▸ **What to produce**:
A single number is required: how many lines in the entries hold the word "Religiöses".

__________________________________________________

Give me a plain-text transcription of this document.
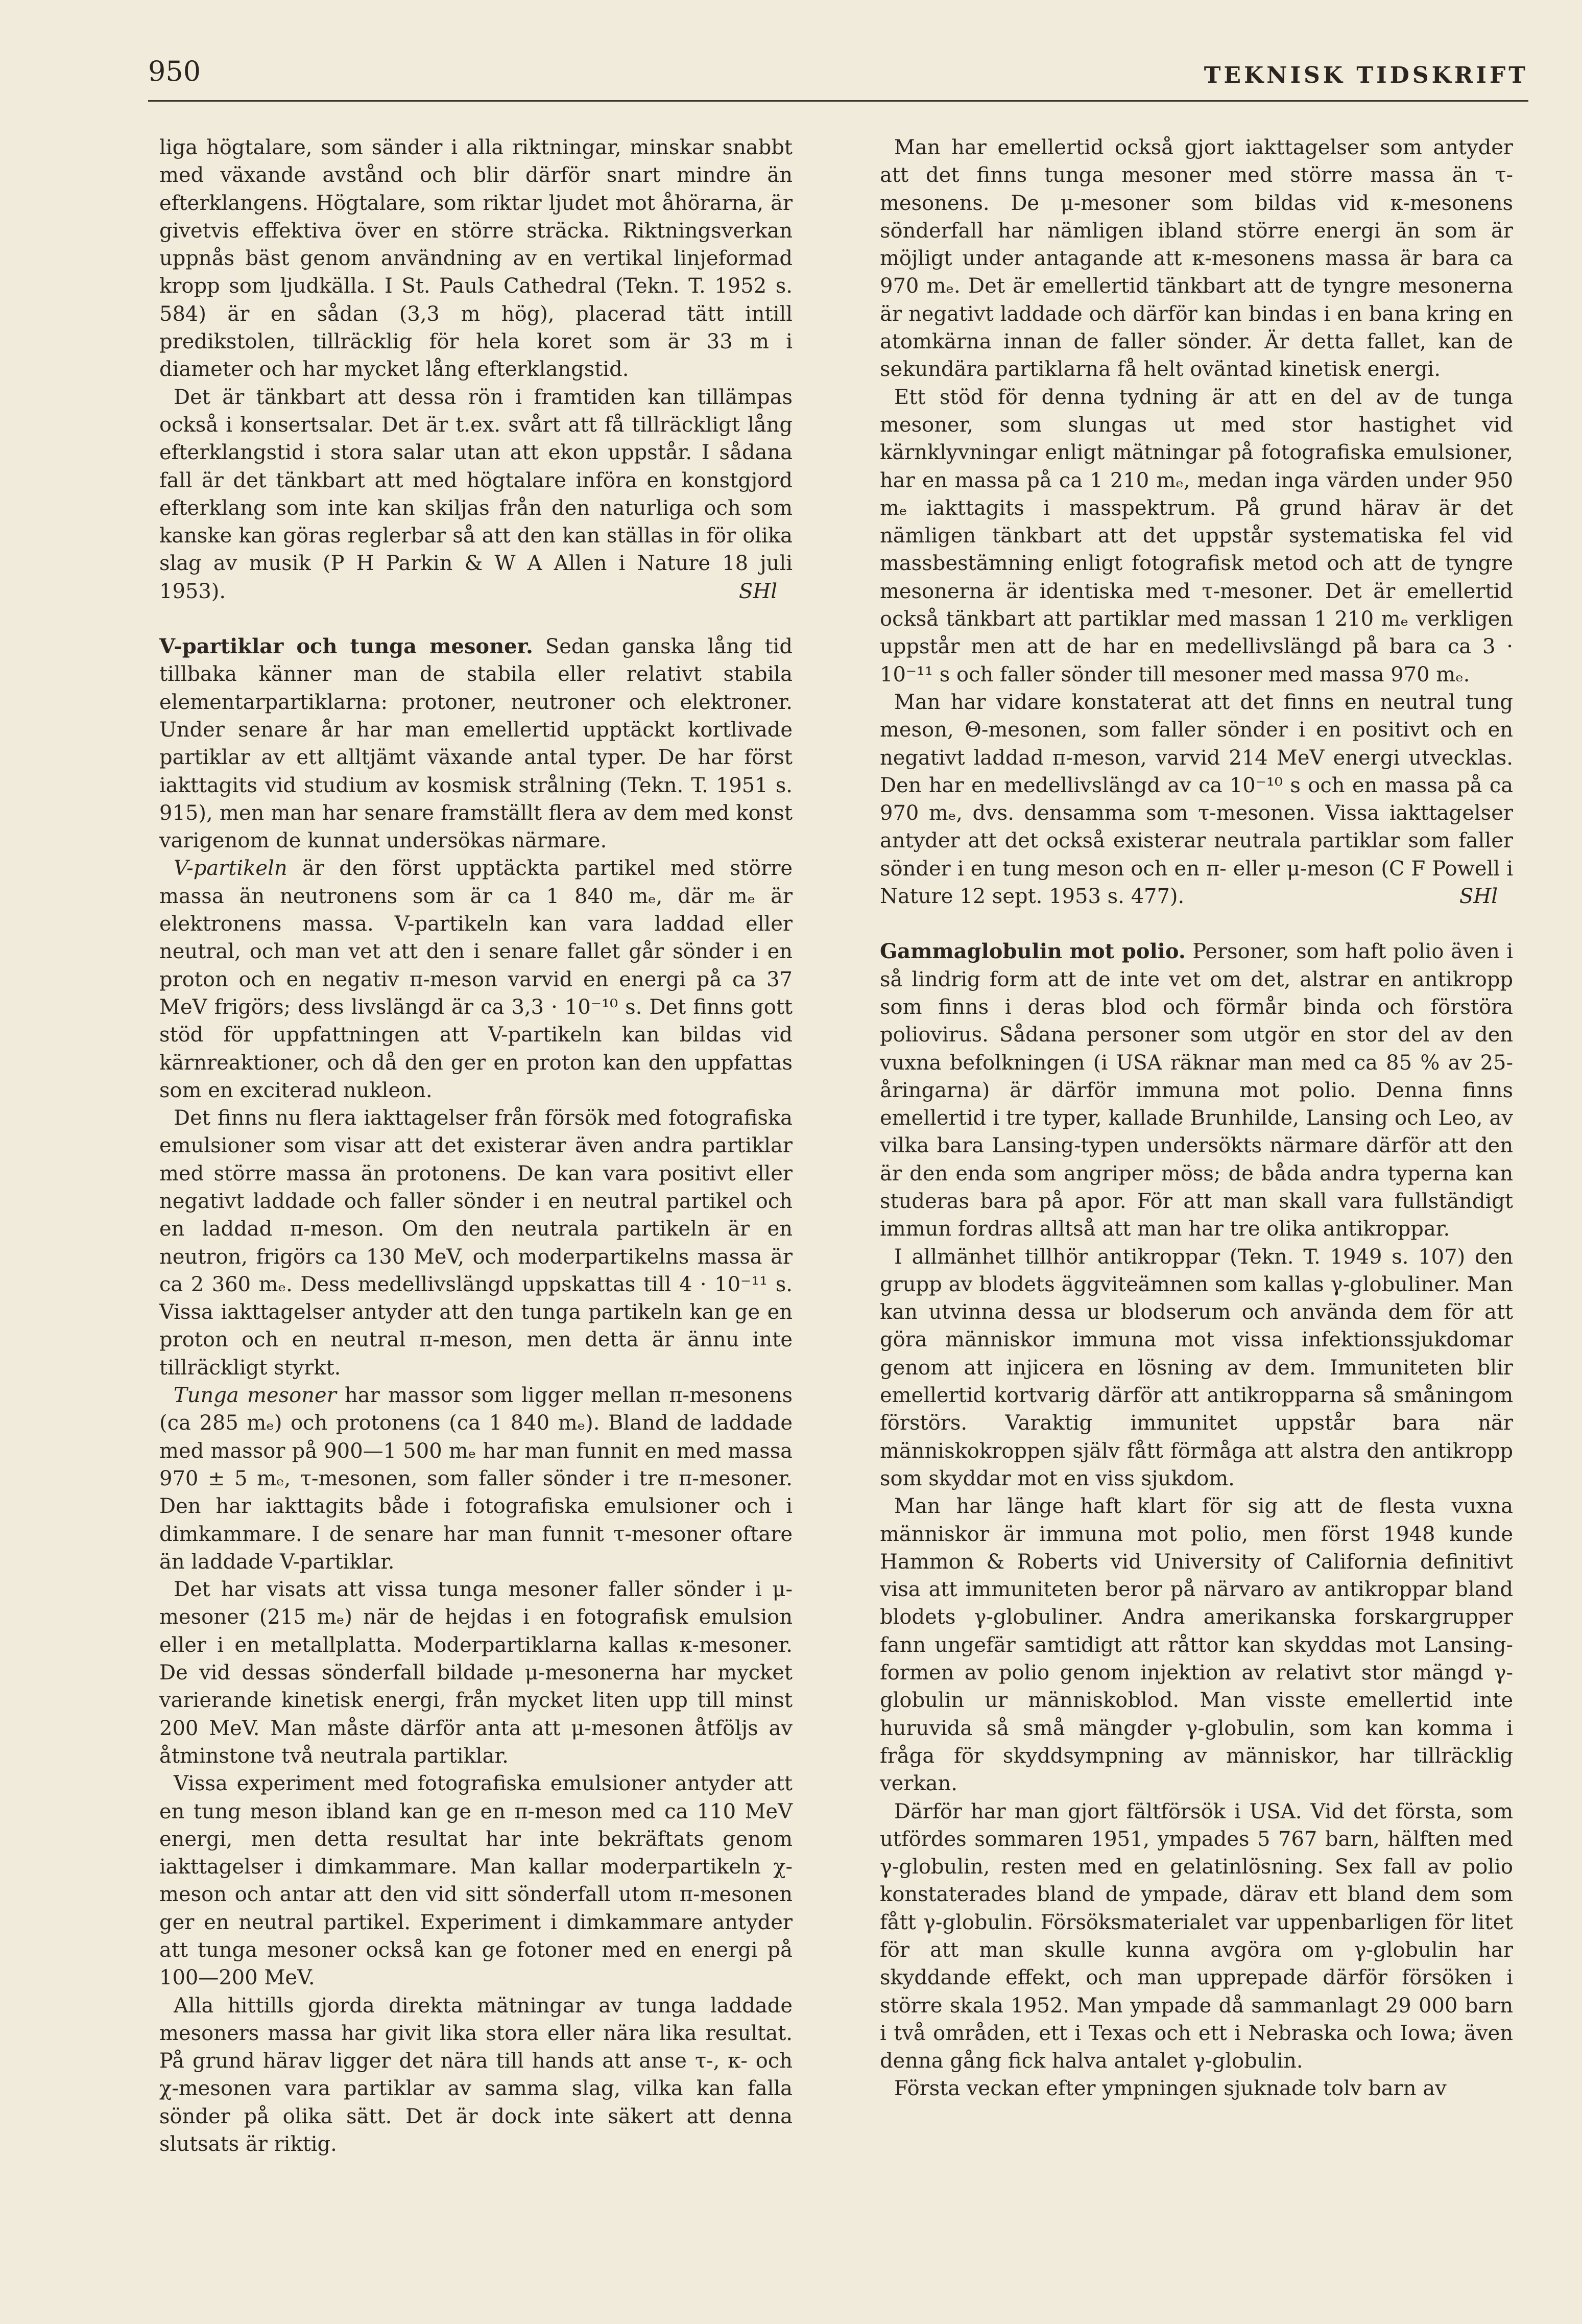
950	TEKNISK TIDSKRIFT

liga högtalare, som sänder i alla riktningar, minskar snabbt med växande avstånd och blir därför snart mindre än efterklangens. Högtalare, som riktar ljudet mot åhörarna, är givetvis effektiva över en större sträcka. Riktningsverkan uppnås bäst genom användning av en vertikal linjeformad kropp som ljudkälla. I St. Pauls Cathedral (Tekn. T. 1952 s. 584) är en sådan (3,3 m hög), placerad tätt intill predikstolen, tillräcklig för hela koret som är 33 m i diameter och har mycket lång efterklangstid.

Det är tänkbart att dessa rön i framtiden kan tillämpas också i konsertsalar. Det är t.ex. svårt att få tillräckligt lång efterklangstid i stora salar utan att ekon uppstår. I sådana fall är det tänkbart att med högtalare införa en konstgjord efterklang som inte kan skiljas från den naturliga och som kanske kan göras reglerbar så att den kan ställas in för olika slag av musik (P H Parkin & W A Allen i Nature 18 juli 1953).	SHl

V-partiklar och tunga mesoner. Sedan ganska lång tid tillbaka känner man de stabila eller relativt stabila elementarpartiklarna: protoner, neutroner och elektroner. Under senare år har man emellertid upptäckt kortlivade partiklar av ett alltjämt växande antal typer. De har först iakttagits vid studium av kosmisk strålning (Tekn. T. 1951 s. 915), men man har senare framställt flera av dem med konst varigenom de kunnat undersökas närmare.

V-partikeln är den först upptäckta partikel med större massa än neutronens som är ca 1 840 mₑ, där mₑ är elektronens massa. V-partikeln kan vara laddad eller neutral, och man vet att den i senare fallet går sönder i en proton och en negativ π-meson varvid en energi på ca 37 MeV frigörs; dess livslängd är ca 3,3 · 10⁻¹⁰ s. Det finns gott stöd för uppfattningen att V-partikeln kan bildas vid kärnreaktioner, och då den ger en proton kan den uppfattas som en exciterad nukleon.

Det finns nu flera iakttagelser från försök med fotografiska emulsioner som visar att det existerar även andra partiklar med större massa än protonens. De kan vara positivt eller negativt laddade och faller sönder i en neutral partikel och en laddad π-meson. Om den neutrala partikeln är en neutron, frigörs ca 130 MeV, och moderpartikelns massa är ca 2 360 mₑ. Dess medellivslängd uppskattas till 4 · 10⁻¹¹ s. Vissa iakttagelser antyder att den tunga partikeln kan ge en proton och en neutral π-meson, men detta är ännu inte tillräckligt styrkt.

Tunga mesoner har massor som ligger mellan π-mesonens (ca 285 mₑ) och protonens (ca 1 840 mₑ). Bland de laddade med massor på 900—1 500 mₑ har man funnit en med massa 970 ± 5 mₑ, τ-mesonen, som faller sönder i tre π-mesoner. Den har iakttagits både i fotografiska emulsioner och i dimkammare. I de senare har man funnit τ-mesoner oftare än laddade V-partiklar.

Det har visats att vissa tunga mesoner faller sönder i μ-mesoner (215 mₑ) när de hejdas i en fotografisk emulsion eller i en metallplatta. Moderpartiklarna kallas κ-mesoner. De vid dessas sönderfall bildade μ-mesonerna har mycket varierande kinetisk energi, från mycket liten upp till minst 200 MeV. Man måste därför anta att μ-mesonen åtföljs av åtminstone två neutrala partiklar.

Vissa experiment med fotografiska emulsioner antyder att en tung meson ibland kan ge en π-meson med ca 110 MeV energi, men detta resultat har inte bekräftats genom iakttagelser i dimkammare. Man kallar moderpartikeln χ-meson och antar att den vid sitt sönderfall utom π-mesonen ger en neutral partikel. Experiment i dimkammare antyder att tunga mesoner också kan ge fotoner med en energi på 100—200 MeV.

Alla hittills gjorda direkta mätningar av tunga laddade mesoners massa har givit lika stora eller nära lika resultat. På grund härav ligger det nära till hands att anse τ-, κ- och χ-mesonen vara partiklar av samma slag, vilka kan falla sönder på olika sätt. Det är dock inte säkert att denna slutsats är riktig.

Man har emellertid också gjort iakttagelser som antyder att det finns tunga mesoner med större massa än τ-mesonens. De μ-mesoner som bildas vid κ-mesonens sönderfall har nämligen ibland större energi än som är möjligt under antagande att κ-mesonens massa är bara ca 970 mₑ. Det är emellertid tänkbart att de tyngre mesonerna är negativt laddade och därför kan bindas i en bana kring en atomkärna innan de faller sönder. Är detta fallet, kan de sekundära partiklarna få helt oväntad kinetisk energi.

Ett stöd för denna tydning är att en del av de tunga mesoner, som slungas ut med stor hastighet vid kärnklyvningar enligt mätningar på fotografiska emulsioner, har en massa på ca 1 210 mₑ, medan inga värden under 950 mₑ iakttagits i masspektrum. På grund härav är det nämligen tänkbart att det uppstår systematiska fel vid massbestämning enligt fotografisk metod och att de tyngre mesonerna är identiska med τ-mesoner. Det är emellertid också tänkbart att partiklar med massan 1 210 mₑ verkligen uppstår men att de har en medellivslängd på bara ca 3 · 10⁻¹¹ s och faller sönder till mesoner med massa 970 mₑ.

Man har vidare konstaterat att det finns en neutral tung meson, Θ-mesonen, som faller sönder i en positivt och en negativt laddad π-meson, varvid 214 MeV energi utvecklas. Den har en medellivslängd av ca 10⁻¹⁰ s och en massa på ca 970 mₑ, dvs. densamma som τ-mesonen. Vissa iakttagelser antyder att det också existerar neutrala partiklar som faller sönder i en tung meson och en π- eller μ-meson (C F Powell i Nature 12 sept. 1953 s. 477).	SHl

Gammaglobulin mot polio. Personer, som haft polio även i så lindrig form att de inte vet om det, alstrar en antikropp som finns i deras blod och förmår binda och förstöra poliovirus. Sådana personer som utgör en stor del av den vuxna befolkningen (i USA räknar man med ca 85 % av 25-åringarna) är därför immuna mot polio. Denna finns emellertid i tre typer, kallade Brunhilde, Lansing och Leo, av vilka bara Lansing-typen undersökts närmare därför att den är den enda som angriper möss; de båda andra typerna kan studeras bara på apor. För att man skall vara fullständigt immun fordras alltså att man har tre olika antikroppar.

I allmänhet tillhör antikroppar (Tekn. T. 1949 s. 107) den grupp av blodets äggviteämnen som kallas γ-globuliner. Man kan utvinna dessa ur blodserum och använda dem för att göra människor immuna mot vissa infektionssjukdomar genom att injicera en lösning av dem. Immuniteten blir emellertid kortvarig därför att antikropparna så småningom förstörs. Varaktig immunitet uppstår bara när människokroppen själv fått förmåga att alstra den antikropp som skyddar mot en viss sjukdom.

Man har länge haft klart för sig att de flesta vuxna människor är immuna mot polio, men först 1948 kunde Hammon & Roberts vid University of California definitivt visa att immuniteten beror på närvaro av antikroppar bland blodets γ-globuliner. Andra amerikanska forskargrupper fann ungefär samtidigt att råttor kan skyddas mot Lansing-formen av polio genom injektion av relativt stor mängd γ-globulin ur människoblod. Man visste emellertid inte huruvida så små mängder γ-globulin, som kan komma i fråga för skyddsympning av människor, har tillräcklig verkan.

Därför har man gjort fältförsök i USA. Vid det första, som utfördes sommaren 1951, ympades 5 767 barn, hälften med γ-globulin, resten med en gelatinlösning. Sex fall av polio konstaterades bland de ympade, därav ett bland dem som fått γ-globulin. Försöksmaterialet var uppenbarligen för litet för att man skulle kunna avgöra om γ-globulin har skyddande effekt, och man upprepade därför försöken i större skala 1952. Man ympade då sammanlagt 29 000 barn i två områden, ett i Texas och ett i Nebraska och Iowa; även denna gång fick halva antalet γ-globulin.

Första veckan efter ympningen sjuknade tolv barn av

__________________________________________________

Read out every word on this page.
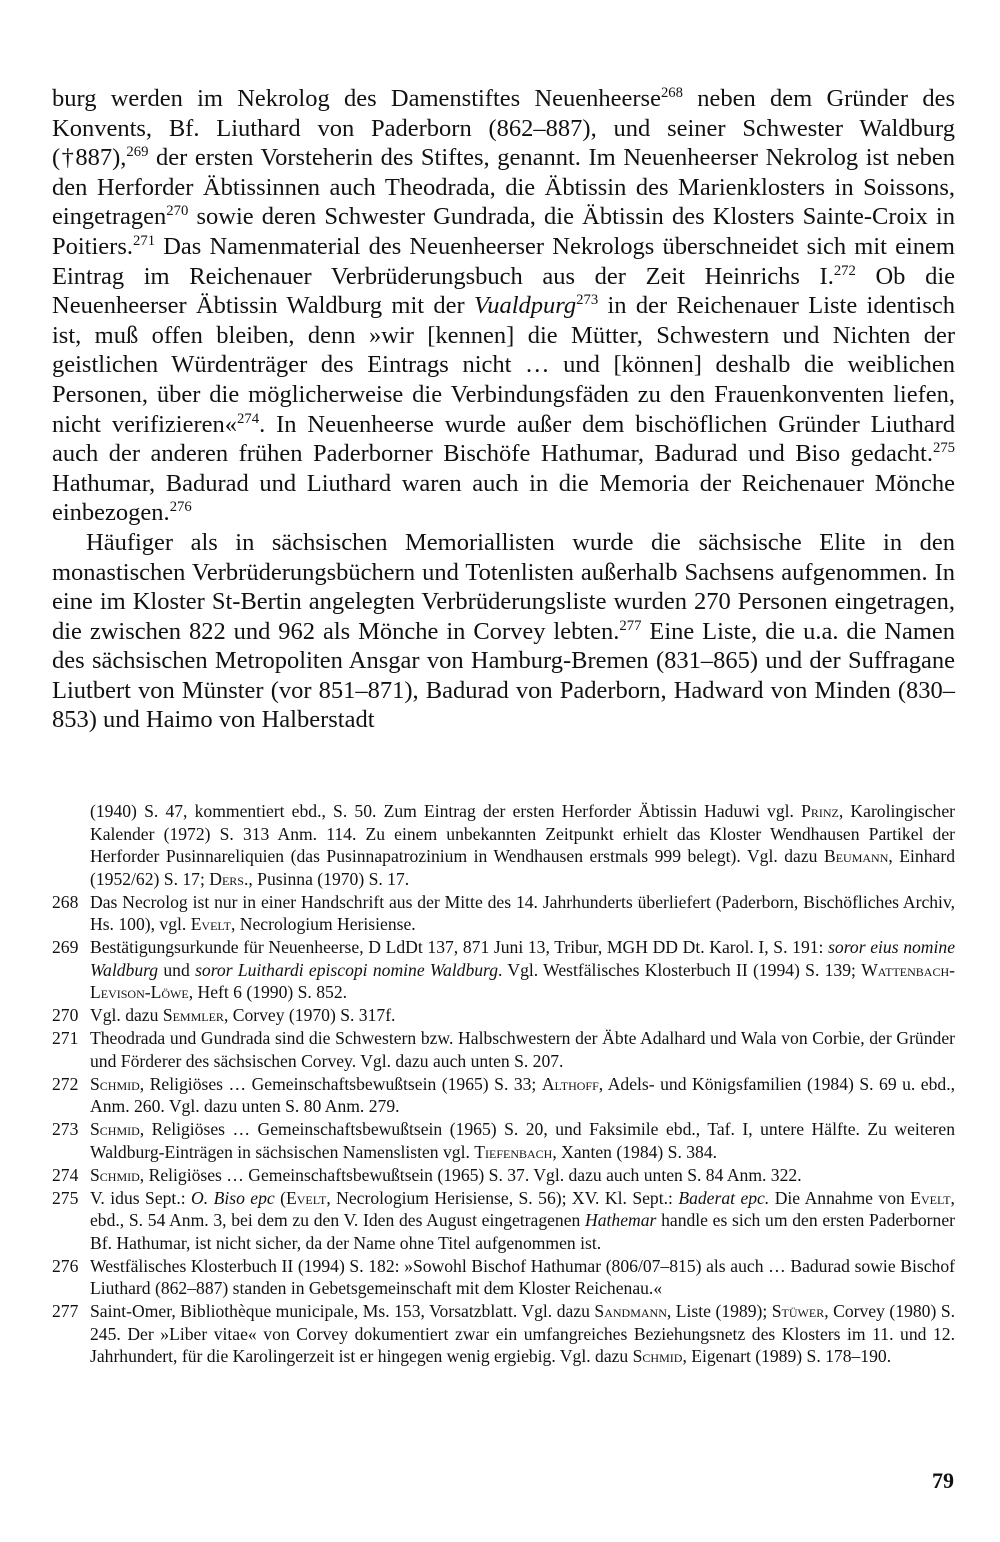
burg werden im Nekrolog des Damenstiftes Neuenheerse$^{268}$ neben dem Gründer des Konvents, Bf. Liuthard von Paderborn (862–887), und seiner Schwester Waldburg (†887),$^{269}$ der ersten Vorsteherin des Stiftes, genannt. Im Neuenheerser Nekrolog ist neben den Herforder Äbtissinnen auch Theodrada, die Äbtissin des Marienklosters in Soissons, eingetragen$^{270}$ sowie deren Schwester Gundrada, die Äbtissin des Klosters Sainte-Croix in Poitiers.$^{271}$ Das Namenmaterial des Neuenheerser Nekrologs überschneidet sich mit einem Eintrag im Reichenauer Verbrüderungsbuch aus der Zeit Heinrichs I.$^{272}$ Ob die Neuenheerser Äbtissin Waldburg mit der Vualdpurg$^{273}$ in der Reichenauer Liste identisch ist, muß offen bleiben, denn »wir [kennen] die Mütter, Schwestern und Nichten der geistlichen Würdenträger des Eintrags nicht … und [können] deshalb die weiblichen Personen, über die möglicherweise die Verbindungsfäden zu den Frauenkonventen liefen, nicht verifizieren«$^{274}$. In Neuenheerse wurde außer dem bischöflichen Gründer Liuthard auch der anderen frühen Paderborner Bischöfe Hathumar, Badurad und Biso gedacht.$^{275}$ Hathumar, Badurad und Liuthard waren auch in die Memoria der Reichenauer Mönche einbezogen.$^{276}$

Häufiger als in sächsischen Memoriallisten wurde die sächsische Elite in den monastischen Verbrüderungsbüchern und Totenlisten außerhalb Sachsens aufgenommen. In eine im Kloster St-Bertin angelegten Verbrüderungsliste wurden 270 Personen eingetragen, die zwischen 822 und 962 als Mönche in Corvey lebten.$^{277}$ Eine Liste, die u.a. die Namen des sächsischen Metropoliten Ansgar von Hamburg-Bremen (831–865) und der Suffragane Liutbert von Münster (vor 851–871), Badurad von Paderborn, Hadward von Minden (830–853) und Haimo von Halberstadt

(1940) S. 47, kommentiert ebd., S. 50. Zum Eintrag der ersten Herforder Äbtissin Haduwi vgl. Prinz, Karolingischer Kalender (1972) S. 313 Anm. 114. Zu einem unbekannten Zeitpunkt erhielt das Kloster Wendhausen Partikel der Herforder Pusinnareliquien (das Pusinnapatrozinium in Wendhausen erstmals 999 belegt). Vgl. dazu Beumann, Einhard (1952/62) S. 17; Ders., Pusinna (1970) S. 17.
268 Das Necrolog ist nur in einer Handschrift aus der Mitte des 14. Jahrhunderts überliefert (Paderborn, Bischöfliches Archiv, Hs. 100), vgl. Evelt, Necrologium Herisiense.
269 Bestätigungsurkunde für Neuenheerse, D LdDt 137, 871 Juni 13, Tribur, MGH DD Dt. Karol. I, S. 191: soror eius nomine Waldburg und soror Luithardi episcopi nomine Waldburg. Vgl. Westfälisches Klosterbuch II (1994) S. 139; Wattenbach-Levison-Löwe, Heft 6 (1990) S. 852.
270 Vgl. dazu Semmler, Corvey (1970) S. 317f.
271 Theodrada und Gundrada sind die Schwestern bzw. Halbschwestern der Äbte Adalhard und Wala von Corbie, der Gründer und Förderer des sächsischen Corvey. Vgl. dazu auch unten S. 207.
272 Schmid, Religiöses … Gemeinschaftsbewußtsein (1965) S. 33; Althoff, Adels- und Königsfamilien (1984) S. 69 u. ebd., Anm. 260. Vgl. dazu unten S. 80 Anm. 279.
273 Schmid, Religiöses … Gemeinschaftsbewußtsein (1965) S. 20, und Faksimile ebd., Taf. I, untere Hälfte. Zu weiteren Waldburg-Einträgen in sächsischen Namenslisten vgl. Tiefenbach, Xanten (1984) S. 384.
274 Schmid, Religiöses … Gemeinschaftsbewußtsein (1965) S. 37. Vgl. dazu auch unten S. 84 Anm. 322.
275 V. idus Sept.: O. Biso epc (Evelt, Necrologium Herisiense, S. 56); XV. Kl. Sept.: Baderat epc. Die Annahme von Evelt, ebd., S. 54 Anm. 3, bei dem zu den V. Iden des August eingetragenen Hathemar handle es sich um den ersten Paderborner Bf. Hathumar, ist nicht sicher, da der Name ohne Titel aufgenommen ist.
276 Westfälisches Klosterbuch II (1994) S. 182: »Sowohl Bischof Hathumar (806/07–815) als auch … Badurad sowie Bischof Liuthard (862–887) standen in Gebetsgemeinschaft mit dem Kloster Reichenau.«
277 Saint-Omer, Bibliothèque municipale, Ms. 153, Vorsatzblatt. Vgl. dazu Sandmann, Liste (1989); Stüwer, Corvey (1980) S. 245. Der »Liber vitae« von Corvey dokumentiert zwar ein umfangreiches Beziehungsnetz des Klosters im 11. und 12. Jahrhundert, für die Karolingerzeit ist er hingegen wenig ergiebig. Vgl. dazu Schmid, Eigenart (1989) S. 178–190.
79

__________________________________________________

▸ **Written answer**:
3